Put every line of the listing that follows into a numbered list, skipping blank lines and covering the whole listing. Leave the pictures out of your answer.

A run of records:
_ _ _ _

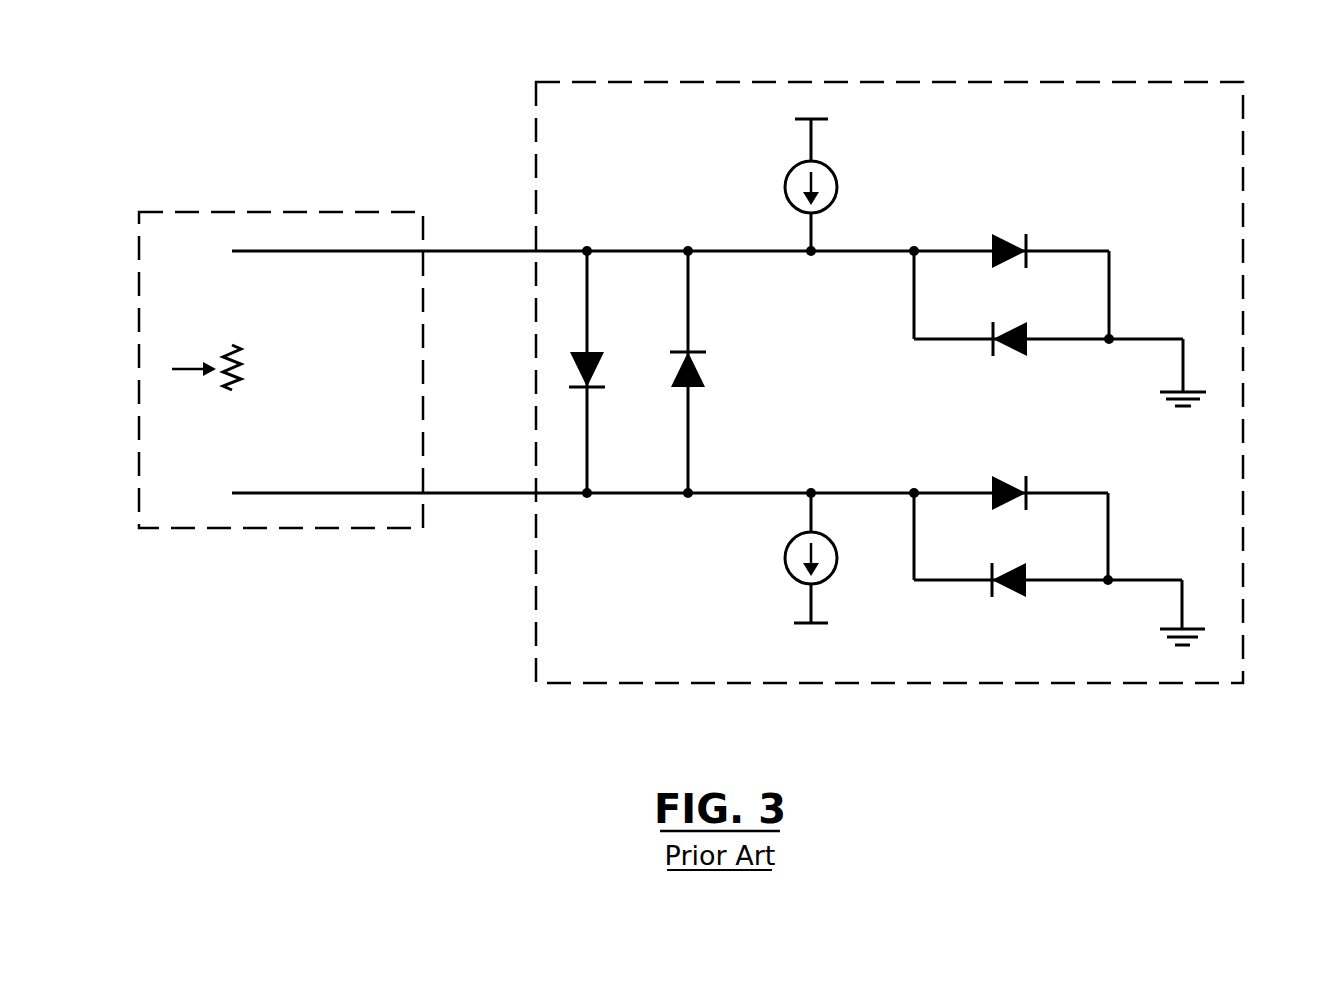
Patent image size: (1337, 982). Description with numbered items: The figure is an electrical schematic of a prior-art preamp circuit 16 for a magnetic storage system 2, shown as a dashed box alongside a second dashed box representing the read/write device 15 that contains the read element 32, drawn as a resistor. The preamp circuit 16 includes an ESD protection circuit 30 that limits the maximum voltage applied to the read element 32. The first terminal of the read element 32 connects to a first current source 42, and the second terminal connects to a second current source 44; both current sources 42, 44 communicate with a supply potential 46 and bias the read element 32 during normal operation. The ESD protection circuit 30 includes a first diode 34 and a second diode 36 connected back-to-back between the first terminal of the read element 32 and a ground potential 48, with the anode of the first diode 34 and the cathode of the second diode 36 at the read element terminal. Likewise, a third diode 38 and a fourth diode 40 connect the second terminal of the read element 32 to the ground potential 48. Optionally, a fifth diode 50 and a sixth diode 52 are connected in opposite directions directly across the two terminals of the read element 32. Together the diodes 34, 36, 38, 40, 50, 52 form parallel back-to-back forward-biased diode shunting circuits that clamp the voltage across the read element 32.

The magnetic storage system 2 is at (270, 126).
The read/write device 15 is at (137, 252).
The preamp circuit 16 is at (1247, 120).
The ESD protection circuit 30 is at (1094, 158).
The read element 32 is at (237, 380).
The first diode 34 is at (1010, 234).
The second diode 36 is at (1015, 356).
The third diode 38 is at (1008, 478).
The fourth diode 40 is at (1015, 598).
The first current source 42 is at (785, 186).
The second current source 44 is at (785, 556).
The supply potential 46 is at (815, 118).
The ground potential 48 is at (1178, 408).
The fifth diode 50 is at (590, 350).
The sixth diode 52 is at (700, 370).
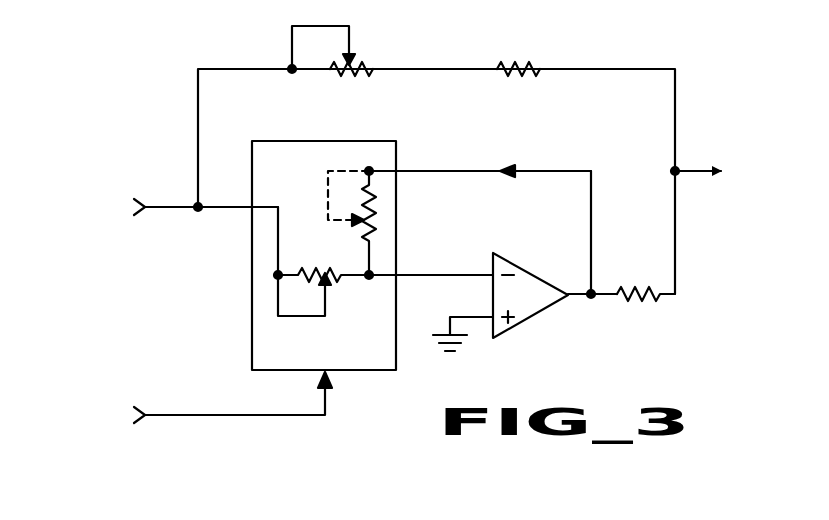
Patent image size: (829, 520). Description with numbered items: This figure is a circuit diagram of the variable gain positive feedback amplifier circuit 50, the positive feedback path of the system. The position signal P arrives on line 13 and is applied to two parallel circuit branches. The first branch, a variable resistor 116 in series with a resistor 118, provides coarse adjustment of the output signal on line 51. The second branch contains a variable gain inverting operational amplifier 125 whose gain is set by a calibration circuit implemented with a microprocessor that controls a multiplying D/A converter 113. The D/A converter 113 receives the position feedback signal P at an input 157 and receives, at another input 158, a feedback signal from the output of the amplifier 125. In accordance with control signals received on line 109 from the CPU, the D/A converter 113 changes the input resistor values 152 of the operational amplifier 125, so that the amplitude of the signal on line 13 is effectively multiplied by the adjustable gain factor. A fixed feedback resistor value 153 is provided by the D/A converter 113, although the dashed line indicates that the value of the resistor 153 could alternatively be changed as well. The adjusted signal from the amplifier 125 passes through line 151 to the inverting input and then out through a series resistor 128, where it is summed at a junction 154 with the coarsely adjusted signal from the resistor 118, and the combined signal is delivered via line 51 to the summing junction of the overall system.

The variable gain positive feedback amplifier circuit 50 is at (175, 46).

_ _ _ _

Expected output
1. Patent image size: (1337, 982). Description with numbered items: The figure is an electrical schematic of a prior-art preamp circuit 16 for a magnetic storage system 2, shown as a dashed box alongside a second dashed box representing the read/write device 15 that contains the read element 32, drawn as a resistor. The preamp circuit 16 includes an ESD protection circuit 30 that limits the maximum voltage applied to the read element 32. The first terminal of the read element 32 connects to a first current source 42, and the second terminal connects to a second current source 44; both current sources 42, 44 communicate with a supply potential 46 and bias the read element 32 during normal operation. The ESD protection circuit 30 includes a first diode 34 and a second diode 36 connected back-to-back between the first terminal of the read element 32 and a ground potential 48, with the anode of the first diode 34 and the cathode of the second diode 36 at the read element terminal. Likewise, a third diode 38 and a fourth diode 40 connect the second terminal of the read element 32 to the ground potential 48. Optionally, a fifth diode 50 and a sixth diode 52 are connected in opposite directions directly across the two terminals of the read element 32. Together the diodes 34, 36, 38, 40, 50, 52 form parallel back-to-back forward-biased diode shunting circuits that clamp the voltage across the read element 32.
2. The magnetic storage system 2 is at (270, 126).
3. The read/write device 15 is at (137, 252).
4. The preamp circuit 16 is at (1247, 120).
5. The ESD protection circuit 30 is at (1094, 158).
6. The read element 32 is at (237, 380).
7. The first diode 34 is at (1010, 234).
8. The second diode 36 is at (1015, 356).
9. The third diode 38 is at (1008, 478).
10. The fourth diode 40 is at (1015, 598).
11. The first current source 42 is at (785, 186).
12. The second current source 44 is at (785, 556).
13. The supply potential 46 is at (815, 118).
14. The ground potential 48 is at (1178, 408).
15. The fifth diode 50 is at (590, 350).
16. The sixth diode 52 is at (700, 370).
17. Patent image size: (829, 520). Description with numbered items: This figure is a circuit diagram of the variable gain positive feedback amplifier circuit 50, the positive feedback path of the system. The position signal P arrives on line 13 and is applied to two parallel circuit branches. The first branch, a variable resistor 116 in series with a resistor 118, provides coarse adjustment of the output signal on line 51. The second branch contains a variable gain inverting operational amplifier 125 whose gain is set by a calibration circuit implemented with a microprocessor that controls a multiplying D/A converter 113. The D/A converter 113 receives the position feedback signal P at an input 157 and receives, at another input 158, a feedback signal from the output of the amplifier 125. In accordance with control signals received on line 109 from the CPU, the D/A converter 113 changes the input resistor values 152 of the operational amplifier 125, so that the amplitude of the signal on line 13 is effectively multiplied by the adjustable gain factor. A fixed feedback resistor value 153 is provided by the D/A converter 113, although the dashed line indicates that the value of the resistor 153 could alternatively be changed as well. The adjusted signal from the amplifier 125 passes through line 151 to the inverting input and then out through a series resistor 128, where it is summed at a junction 154 with the coarsely adjusted signal from the resistor 118, and the combined signal is delivered via line 51 to the summing junction of the overall system.
18. The variable gain positive feedback amplifier circuit 50 is at (175, 46).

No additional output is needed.